■ EXERCISE TASK: Lines that hold the string "SWPC" are to be counted; give only their number.

Recorded data:
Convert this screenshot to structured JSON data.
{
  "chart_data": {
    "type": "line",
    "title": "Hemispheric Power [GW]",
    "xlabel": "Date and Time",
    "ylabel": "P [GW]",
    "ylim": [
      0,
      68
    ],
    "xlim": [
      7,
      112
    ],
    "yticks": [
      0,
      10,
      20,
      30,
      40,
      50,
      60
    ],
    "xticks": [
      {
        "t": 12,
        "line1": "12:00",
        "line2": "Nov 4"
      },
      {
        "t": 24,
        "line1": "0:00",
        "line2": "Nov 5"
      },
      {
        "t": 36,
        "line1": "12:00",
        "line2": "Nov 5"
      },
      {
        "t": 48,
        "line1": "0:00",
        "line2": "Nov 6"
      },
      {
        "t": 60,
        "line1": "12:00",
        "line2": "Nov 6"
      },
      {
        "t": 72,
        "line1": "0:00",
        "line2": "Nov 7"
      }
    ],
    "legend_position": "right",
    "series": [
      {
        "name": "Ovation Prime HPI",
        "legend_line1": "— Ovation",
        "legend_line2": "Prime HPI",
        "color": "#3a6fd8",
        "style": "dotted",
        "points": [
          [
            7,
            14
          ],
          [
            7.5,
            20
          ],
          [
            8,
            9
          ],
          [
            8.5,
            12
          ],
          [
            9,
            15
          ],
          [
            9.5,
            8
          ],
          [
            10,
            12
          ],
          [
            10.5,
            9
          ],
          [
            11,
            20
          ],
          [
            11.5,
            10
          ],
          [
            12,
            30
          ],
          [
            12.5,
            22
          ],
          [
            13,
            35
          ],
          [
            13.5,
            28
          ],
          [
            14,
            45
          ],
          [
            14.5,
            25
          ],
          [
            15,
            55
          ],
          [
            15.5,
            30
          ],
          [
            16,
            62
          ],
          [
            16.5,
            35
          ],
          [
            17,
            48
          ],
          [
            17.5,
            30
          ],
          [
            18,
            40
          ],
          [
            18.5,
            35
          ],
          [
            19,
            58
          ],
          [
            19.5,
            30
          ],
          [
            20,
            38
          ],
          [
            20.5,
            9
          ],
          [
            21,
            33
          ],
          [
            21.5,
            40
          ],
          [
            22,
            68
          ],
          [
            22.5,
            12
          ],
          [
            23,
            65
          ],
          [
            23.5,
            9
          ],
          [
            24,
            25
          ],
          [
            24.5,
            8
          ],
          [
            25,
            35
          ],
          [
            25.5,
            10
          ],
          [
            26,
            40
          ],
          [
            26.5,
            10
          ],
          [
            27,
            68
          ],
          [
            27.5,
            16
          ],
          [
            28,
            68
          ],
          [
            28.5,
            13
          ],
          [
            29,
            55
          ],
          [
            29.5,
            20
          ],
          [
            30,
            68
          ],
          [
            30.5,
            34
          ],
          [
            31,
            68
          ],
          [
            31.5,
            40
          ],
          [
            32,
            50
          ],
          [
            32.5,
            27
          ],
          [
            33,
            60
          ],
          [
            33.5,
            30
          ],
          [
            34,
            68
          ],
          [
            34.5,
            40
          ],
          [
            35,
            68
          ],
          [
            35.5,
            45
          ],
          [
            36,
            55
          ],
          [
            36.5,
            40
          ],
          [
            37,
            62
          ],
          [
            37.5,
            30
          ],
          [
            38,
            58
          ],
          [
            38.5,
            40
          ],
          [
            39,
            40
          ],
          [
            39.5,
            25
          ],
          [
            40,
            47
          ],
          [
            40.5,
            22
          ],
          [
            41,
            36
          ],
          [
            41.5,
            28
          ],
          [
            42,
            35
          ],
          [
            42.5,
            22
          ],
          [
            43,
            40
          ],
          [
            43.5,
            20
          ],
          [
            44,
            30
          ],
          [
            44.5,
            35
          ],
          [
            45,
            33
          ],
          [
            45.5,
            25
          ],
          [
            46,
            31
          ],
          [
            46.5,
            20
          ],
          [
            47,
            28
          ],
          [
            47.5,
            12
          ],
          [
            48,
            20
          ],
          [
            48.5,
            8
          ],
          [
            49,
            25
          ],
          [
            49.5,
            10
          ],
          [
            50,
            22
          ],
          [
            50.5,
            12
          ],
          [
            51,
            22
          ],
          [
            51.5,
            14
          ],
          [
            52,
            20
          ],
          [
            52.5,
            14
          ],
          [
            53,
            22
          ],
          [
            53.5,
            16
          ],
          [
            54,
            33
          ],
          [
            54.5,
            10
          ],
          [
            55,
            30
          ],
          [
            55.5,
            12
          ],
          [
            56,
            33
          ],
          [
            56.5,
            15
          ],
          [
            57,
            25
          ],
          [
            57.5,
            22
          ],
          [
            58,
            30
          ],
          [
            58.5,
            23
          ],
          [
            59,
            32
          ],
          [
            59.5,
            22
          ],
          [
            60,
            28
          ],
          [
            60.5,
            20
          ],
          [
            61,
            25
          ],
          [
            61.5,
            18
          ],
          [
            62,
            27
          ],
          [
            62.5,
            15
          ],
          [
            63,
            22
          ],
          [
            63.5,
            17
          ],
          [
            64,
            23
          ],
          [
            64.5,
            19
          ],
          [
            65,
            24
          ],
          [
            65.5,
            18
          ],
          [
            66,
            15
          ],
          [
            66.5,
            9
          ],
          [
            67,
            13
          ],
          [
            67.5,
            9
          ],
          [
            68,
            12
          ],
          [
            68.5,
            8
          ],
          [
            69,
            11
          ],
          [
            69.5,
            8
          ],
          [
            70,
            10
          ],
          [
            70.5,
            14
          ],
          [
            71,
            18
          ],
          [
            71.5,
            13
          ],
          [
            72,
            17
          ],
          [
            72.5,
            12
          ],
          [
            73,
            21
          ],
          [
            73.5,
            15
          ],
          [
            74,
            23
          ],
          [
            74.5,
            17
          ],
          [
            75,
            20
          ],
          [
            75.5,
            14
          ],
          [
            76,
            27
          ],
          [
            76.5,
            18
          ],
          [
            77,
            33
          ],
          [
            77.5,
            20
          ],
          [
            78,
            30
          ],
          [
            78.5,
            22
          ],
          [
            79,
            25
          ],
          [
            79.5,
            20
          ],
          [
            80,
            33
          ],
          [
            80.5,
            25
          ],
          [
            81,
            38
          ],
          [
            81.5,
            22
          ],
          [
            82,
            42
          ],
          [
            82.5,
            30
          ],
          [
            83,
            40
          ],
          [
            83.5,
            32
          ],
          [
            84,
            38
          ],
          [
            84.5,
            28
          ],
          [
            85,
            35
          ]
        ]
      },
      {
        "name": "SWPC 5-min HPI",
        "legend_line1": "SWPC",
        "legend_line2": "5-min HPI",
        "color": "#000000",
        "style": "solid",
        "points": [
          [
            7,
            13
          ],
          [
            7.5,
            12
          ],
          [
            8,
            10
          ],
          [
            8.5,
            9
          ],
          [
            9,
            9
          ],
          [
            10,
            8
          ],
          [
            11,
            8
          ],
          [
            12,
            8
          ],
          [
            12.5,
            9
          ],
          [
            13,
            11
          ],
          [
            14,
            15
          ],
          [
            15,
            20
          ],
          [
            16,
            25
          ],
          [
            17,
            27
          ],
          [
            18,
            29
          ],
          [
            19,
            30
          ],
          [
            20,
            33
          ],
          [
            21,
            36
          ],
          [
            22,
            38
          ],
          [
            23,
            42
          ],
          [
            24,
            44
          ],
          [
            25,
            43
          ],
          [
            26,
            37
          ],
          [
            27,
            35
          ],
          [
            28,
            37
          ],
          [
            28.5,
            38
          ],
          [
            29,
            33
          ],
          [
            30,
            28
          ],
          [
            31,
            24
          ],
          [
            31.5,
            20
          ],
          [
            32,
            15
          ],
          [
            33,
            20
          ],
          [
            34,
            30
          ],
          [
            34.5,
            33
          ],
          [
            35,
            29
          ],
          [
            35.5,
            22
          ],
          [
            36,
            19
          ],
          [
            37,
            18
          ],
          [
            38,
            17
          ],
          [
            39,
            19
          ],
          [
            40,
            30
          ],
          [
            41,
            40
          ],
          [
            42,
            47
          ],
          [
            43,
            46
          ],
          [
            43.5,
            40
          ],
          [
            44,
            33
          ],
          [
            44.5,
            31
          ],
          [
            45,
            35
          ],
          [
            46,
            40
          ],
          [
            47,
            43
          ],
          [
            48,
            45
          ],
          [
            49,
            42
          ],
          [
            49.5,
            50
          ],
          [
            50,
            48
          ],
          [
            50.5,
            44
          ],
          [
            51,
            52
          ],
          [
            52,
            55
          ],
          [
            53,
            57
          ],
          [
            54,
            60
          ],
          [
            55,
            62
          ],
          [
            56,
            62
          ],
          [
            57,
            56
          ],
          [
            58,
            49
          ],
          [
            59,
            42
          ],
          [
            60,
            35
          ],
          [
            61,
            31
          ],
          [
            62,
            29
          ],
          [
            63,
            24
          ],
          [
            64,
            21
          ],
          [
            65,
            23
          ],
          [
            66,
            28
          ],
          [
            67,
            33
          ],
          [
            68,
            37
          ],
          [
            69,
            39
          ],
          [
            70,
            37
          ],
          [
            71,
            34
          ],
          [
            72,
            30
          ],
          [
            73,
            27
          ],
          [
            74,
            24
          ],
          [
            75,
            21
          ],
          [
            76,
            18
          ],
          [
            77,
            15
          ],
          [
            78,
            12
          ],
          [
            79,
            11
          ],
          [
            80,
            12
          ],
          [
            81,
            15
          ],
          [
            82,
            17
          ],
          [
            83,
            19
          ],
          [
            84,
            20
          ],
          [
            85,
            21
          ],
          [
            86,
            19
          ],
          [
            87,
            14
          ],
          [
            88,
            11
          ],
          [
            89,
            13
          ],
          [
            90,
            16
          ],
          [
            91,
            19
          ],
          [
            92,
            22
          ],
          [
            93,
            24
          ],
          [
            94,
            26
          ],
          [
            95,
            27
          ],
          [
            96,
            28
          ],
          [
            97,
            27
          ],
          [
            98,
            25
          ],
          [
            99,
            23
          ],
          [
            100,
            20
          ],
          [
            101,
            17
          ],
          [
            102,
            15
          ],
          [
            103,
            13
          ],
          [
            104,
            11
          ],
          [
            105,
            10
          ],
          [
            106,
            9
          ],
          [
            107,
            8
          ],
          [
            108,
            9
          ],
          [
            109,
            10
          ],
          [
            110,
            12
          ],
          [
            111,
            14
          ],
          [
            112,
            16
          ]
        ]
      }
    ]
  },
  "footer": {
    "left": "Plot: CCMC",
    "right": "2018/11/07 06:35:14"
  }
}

■ SOLVED PROBLEM: 2